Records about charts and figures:
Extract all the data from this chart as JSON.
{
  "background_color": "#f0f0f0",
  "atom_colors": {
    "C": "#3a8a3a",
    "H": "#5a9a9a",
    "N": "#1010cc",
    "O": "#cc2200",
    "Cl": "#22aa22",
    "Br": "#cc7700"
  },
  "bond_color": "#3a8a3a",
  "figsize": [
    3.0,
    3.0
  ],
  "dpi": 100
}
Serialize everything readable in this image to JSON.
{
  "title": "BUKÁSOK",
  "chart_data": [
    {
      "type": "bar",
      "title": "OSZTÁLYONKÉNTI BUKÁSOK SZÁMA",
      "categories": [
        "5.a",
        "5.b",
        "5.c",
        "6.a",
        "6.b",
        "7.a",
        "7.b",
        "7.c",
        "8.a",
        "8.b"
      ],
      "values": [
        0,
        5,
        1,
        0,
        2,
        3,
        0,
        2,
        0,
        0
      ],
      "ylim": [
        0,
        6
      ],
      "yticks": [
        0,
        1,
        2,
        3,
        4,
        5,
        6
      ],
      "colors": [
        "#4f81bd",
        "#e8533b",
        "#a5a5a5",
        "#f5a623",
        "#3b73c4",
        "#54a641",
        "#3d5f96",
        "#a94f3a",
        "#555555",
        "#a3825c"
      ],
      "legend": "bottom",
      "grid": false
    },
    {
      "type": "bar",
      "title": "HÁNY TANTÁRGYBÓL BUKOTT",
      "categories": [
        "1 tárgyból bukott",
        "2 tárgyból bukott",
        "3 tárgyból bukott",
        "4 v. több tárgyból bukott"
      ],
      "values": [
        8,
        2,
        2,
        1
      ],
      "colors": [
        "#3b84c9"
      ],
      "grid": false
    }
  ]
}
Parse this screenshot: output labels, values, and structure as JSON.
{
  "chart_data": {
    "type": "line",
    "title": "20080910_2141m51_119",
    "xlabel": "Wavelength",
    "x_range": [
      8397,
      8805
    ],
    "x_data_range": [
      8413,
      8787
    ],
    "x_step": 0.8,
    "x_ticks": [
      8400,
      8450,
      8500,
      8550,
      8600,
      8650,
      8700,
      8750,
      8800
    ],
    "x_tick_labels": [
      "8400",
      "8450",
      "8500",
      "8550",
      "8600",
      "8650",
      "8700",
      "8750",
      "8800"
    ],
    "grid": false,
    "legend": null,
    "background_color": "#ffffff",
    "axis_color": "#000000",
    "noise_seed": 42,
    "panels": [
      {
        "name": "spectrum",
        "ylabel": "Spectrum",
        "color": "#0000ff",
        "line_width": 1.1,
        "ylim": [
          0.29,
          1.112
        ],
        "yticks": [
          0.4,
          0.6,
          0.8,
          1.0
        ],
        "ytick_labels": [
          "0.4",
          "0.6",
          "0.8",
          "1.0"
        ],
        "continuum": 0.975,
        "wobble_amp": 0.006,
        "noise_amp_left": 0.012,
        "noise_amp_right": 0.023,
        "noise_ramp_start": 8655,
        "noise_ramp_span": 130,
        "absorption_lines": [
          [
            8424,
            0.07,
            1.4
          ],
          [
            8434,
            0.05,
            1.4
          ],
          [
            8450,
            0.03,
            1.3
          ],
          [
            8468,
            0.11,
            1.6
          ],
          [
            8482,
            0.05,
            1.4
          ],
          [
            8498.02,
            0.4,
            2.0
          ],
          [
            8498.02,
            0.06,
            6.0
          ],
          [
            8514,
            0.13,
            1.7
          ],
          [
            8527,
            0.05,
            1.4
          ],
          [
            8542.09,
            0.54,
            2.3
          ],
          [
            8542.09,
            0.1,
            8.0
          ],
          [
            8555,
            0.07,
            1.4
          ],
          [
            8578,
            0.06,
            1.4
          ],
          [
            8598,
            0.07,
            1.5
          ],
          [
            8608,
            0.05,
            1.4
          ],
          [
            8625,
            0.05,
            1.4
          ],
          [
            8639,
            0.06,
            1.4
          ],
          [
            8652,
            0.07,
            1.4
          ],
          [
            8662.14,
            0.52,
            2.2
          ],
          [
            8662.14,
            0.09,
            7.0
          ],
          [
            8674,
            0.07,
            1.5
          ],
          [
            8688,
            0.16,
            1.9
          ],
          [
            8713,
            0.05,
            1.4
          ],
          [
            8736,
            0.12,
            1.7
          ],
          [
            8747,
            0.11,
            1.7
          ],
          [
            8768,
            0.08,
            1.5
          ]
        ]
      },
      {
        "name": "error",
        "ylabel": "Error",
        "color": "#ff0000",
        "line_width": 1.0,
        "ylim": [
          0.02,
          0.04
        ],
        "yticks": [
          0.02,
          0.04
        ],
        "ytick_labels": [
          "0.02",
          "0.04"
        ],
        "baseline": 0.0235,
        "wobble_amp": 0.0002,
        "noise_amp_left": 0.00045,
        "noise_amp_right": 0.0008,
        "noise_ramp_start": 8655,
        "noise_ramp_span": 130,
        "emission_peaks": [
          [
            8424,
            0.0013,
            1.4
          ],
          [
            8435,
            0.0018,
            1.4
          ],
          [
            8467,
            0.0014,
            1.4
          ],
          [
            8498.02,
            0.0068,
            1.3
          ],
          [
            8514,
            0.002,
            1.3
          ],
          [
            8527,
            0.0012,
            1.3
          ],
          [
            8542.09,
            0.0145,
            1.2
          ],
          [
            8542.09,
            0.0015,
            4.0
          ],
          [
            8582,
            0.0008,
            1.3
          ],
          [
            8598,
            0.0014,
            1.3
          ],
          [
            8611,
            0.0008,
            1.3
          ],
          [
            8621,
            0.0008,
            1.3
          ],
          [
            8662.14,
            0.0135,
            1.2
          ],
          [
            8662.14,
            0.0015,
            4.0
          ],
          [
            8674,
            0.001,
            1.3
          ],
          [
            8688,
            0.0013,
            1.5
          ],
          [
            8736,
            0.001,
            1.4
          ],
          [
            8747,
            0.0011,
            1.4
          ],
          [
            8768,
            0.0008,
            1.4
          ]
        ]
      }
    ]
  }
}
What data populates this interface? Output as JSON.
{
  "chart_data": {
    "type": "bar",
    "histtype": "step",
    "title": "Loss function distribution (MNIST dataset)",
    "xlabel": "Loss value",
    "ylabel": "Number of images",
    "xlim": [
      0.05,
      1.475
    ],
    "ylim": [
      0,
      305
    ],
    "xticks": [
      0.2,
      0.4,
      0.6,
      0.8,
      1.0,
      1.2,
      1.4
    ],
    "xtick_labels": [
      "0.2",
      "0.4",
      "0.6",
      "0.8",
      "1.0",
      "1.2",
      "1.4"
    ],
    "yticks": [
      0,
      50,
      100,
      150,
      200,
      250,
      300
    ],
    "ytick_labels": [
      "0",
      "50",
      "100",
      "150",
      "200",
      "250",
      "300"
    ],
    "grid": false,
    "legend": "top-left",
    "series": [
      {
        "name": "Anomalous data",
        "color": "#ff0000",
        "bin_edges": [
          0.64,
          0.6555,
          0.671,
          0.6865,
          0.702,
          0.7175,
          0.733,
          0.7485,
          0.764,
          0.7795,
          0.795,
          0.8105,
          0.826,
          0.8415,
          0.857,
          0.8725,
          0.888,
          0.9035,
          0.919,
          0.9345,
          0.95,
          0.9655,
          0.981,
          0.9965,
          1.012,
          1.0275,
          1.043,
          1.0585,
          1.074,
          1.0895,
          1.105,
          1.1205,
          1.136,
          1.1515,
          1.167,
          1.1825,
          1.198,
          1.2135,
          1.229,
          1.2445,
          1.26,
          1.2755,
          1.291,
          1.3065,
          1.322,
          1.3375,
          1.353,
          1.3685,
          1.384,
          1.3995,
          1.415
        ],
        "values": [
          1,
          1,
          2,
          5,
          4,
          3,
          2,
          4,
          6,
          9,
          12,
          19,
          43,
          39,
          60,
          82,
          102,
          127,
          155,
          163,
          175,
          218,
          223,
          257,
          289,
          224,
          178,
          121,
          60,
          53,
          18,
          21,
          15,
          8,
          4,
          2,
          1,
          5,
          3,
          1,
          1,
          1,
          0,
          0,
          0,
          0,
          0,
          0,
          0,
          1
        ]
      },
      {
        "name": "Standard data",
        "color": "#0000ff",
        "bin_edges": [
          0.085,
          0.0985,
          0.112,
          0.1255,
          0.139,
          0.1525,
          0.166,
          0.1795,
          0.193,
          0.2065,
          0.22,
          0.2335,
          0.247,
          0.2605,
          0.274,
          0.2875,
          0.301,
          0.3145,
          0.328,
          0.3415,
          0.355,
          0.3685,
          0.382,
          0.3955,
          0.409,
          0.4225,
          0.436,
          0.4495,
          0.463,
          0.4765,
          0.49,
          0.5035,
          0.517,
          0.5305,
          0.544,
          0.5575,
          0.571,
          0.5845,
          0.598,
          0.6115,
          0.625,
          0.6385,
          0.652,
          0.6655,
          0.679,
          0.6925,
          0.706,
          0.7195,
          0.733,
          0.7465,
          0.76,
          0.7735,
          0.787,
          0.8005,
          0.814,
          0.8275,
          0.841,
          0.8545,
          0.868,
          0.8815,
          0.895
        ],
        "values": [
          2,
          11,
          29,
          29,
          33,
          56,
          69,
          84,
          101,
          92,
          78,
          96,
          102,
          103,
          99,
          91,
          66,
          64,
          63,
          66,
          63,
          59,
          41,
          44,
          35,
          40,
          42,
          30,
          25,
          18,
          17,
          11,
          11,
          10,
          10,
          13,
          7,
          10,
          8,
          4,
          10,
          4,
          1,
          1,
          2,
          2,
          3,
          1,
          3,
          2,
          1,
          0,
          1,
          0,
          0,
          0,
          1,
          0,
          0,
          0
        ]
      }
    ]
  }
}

_INSTRUCTIONS TO FOLLOW_
Identify each line in the records above that contains the word "BUKÁSOK", and copy it out in full.

_ANSWER FOR THE TASK_
  "title": "BUKÁSOK",
      "title": "OSZTÁLYONKÉNTI BUKÁSOK SZÁMA",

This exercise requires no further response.